WHAT TO PRODUCE> In the listing below, change "FancyBboxPatch shape" to "Rounded rectangle" on every line where it appears. Keep everything else the same.

** Start of LISTED ENTRIES **

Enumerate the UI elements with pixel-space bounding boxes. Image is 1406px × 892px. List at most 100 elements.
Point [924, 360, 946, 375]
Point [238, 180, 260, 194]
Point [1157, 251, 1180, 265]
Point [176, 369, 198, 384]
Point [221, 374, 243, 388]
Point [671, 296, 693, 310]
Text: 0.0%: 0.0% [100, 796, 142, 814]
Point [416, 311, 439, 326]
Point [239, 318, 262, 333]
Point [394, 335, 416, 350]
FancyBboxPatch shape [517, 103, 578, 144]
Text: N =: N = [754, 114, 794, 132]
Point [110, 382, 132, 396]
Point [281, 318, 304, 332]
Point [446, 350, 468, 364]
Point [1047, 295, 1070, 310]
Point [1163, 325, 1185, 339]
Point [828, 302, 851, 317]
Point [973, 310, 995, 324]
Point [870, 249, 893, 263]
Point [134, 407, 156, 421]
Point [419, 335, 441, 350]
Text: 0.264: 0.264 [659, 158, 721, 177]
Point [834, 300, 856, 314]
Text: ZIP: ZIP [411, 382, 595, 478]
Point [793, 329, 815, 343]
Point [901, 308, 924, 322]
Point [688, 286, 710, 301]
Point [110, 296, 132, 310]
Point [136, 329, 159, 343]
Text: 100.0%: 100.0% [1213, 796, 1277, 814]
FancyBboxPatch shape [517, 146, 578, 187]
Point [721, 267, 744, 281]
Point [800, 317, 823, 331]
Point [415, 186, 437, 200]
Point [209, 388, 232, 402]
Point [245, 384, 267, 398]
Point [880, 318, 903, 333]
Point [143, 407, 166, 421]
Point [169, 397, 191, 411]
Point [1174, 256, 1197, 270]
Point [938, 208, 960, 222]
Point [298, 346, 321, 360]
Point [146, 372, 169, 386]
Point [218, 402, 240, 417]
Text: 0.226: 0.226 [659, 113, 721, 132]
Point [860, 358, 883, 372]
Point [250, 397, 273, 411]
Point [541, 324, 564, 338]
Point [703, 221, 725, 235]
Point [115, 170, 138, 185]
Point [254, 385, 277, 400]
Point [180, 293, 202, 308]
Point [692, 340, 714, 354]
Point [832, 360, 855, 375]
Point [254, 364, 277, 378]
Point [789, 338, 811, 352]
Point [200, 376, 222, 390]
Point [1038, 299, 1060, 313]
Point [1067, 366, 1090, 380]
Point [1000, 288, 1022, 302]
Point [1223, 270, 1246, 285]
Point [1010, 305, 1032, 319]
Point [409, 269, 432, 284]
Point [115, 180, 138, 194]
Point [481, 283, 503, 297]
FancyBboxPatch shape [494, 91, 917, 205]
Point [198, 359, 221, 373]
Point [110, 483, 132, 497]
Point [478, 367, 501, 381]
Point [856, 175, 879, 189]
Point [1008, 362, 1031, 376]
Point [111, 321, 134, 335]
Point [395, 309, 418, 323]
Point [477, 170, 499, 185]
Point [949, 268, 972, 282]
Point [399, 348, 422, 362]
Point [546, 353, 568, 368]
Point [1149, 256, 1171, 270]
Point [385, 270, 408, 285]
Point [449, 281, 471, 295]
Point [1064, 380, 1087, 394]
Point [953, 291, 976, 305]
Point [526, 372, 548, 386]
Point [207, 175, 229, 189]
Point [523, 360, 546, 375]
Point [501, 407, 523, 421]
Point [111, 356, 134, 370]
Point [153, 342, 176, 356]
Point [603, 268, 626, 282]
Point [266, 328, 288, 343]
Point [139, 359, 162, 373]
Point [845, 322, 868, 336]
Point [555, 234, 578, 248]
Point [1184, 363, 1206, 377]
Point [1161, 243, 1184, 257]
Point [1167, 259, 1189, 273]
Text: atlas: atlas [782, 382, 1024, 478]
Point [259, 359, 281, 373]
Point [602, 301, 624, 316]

** End of LISTED ENTRIES **

EXERCISE RESULT>
Enumerate the UI elements with pixel-space bounding boxes. Image is 1406px × 892px. List at most 100 elements.
Point [924, 360, 946, 375]
Point [238, 180, 260, 194]
Point [1157, 251, 1180, 265]
Point [176, 369, 198, 384]
Point [221, 374, 243, 388]
Point [671, 296, 693, 310]
Text: 0.0%: 0.0% [100, 796, 142, 814]
Point [416, 311, 439, 326]
Point [239, 318, 262, 333]
Point [394, 335, 416, 350]
Rounded rectangle [517, 103, 578, 144]
Text: N =: N = [754, 114, 794, 132]
Point [110, 382, 132, 396]
Point [281, 318, 304, 332]
Point [446, 350, 468, 364]
Point [1047, 295, 1070, 310]
Point [1163, 325, 1185, 339]
Point [828, 302, 851, 317]
Point [973, 310, 995, 324]
Point [870, 249, 893, 263]
Point [134, 407, 156, 421]
Point [419, 335, 441, 350]
Text: 0.264: 0.264 [659, 158, 721, 177]
Point [834, 300, 856, 314]
Text: ZIP: ZIP [411, 382, 595, 478]
Point [793, 329, 815, 343]
Point [901, 308, 924, 322]
Point [688, 286, 710, 301]
Point [110, 296, 132, 310]
Point [136, 329, 159, 343]
Text: 100.0%: 100.0% [1213, 796, 1277, 814]
Rounded rectangle [517, 146, 578, 187]
Point [721, 267, 744, 281]
Point [800, 317, 823, 331]
Point [415, 186, 437, 200]
Point [209, 388, 232, 402]
Point [245, 384, 267, 398]
Point [880, 318, 903, 333]
Point [143, 407, 166, 421]
Point [169, 397, 191, 411]
Point [1174, 256, 1197, 270]
Point [938, 208, 960, 222]
Point [298, 346, 321, 360]
Point [146, 372, 169, 386]
Point [218, 402, 240, 417]
Text: 0.226: 0.226 [659, 113, 721, 132]
Point [860, 358, 883, 372]
Point [250, 397, 273, 411]
Point [541, 324, 564, 338]
Point [703, 221, 725, 235]
Point [115, 170, 138, 185]
Point [254, 385, 277, 400]
Point [180, 293, 202, 308]
Point [692, 340, 714, 354]
Point [832, 360, 855, 375]
Point [254, 364, 277, 378]
Point [789, 338, 811, 352]
Point [200, 376, 222, 390]
Point [1038, 299, 1060, 313]
Point [1067, 366, 1090, 380]
Point [1000, 288, 1022, 302]
Point [1223, 270, 1246, 285]
Point [1010, 305, 1032, 319]
Point [409, 269, 432, 284]
Point [115, 180, 138, 194]
Point [481, 283, 503, 297]
Rounded rectangle [494, 91, 917, 205]
Point [198, 359, 221, 373]
Point [110, 483, 132, 497]
Point [478, 367, 501, 381]
Point [856, 175, 879, 189]
Point [1008, 362, 1031, 376]
Point [111, 321, 134, 335]
Point [395, 309, 418, 323]
Point [477, 170, 499, 185]
Point [949, 268, 972, 282]
Point [399, 348, 422, 362]
Point [546, 353, 568, 368]
Point [1149, 256, 1171, 270]
Point [385, 270, 408, 285]
Point [449, 281, 471, 295]
Point [1064, 380, 1087, 394]
Point [953, 291, 976, 305]
Point [526, 372, 548, 386]
Point [207, 175, 229, 189]
Point [523, 360, 546, 375]
Point [501, 407, 523, 421]
Point [111, 356, 134, 370]
Point [153, 342, 176, 356]
Point [603, 268, 626, 282]
Point [266, 328, 288, 343]
Point [139, 359, 162, 373]
Point [845, 322, 868, 336]
Point [555, 234, 578, 248]
Point [1184, 363, 1206, 377]
Point [1161, 243, 1184, 257]
Point [1167, 259, 1189, 273]
Text: atlas: atlas [782, 382, 1024, 478]
Point [259, 359, 281, 373]
Point [602, 301, 624, 316]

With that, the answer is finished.